What the exercise asks ::
Copy each line that contains the word "ylabel".
::: Provided records
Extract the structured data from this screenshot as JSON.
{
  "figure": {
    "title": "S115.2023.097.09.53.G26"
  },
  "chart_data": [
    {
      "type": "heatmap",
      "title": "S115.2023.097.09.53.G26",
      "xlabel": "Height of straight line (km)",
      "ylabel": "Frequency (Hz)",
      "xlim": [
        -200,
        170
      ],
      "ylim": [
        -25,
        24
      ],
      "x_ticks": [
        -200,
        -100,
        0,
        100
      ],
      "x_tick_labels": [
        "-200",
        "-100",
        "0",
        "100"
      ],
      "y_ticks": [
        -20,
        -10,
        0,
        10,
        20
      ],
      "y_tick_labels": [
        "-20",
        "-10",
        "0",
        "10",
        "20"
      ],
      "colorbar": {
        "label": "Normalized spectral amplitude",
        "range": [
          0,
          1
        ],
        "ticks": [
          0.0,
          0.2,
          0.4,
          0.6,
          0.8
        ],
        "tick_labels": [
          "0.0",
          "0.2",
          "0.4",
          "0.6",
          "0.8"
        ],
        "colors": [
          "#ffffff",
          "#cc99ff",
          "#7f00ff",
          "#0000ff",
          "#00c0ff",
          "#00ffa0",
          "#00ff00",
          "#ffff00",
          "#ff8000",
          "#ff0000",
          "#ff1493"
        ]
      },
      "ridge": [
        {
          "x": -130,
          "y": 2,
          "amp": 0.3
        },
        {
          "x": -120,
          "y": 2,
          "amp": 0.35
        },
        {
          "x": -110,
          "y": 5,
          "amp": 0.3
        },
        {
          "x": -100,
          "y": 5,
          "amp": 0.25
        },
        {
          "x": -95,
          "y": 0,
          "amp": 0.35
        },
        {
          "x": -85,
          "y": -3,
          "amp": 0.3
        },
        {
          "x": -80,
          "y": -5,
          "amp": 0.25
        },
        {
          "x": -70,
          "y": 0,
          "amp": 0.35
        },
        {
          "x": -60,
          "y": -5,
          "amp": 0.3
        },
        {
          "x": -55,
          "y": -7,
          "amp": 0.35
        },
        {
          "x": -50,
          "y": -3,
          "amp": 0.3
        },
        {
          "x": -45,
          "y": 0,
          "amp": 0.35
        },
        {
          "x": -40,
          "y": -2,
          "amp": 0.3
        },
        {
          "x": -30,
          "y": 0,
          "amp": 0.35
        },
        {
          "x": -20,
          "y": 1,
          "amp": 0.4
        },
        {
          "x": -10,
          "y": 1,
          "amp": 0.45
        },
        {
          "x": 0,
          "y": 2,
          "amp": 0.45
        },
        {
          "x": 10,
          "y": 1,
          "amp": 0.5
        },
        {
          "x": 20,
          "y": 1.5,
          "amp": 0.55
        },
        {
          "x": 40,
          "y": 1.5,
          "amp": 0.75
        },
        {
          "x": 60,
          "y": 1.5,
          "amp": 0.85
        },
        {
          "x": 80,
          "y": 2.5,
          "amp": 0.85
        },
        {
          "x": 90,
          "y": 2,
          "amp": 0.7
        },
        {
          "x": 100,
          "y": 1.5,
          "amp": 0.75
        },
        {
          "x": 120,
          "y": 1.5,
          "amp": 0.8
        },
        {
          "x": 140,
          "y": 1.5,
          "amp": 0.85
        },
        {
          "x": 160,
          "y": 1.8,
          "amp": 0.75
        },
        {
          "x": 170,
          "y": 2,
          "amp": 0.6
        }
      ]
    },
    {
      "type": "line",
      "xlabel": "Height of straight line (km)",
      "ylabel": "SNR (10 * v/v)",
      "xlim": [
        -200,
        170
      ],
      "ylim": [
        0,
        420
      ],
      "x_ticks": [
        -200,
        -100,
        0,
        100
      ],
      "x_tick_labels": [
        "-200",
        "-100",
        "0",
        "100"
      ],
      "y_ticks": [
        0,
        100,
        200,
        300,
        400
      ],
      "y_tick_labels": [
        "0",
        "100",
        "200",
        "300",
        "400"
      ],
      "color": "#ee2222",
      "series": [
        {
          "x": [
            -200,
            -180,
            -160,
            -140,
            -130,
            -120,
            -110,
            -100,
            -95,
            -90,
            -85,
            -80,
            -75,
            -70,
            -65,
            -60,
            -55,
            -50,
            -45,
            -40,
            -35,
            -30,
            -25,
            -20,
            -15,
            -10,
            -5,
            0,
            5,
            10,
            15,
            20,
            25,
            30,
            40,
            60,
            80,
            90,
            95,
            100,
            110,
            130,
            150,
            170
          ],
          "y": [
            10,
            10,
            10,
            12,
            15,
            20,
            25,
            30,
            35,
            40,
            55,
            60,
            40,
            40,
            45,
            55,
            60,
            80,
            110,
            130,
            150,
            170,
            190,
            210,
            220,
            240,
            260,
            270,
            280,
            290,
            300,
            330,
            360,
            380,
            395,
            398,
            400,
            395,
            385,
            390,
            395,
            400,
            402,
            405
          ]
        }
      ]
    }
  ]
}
::::::
Exercise answer ::
      "ylabel": "Frequency (Hz)",
      "ylabel": "SNR (10 * v/v)",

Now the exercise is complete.